(Stored items)

— START —

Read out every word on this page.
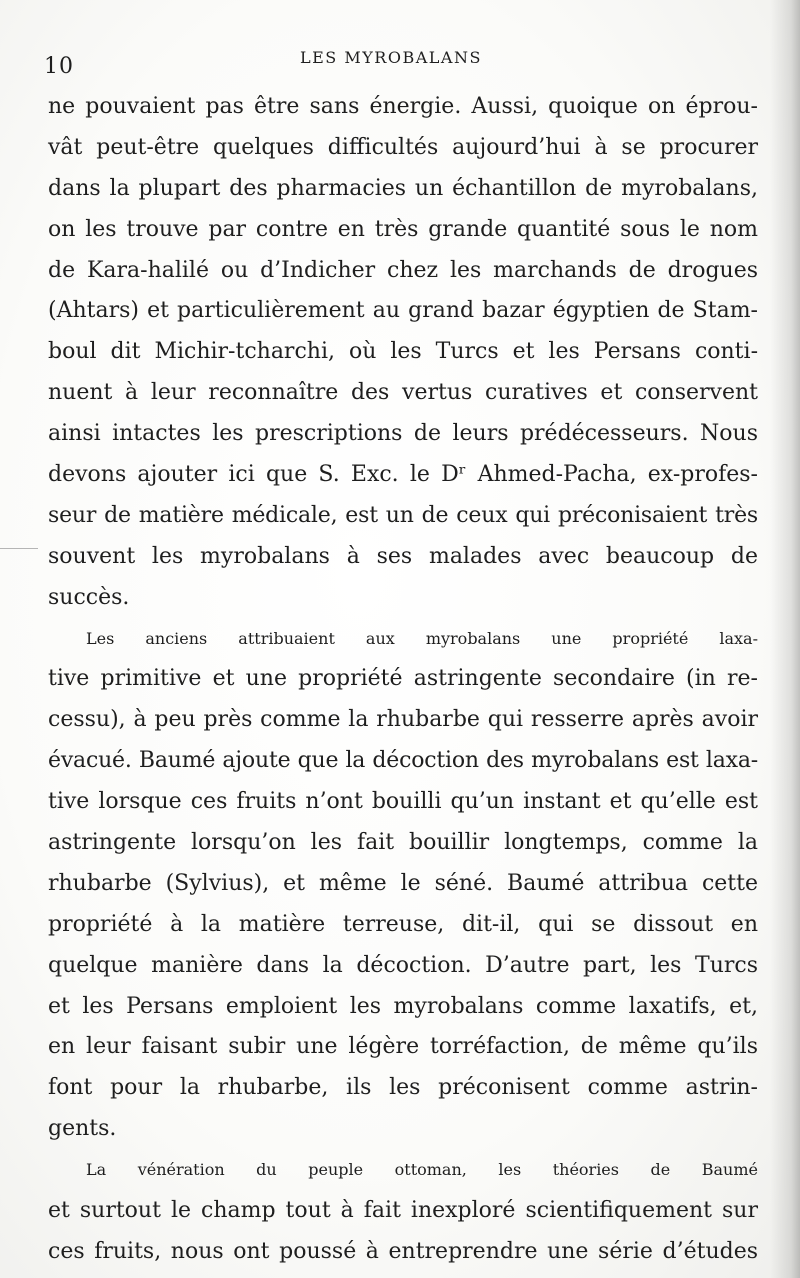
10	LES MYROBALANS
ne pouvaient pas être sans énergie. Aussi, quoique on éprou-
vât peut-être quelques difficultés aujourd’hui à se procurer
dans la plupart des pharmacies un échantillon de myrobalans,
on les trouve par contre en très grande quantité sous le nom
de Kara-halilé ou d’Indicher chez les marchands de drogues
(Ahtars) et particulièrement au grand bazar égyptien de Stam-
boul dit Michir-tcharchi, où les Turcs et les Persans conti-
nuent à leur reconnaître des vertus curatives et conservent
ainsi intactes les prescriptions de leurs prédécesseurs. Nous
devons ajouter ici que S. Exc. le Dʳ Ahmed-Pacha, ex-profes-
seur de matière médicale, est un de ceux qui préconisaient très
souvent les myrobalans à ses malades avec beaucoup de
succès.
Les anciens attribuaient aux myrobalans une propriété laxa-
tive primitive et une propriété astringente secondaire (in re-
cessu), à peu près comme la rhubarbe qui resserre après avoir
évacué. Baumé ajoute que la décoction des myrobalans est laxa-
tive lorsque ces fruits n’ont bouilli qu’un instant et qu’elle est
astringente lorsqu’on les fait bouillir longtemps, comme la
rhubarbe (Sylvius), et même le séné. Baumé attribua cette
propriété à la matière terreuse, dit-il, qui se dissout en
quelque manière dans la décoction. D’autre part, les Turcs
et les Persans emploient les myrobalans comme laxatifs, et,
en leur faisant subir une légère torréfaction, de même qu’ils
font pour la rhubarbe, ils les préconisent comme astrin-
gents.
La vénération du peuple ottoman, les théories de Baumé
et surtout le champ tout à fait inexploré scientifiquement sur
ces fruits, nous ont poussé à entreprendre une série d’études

— END —
— START —

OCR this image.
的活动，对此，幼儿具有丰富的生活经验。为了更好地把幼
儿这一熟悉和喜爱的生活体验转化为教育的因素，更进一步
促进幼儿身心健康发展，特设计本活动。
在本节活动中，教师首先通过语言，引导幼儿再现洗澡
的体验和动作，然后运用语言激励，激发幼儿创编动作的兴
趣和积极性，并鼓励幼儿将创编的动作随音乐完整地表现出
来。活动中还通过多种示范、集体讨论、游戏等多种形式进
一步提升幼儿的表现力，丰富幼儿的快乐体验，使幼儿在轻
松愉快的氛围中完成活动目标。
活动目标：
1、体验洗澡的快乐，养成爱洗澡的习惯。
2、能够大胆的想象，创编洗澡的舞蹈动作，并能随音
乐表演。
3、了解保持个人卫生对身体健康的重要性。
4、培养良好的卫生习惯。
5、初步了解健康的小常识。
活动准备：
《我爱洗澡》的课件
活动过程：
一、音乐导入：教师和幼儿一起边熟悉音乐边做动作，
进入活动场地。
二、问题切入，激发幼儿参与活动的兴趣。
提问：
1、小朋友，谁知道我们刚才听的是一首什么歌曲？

— END —

- What the exercise asks -
Report all lines of the material that contain the word "fait".

- Solved problem -
astringente lorsqu’on les fait bouillir longtemps, comme la
et surtout le champ tout à fait inexploré scientifiquement sur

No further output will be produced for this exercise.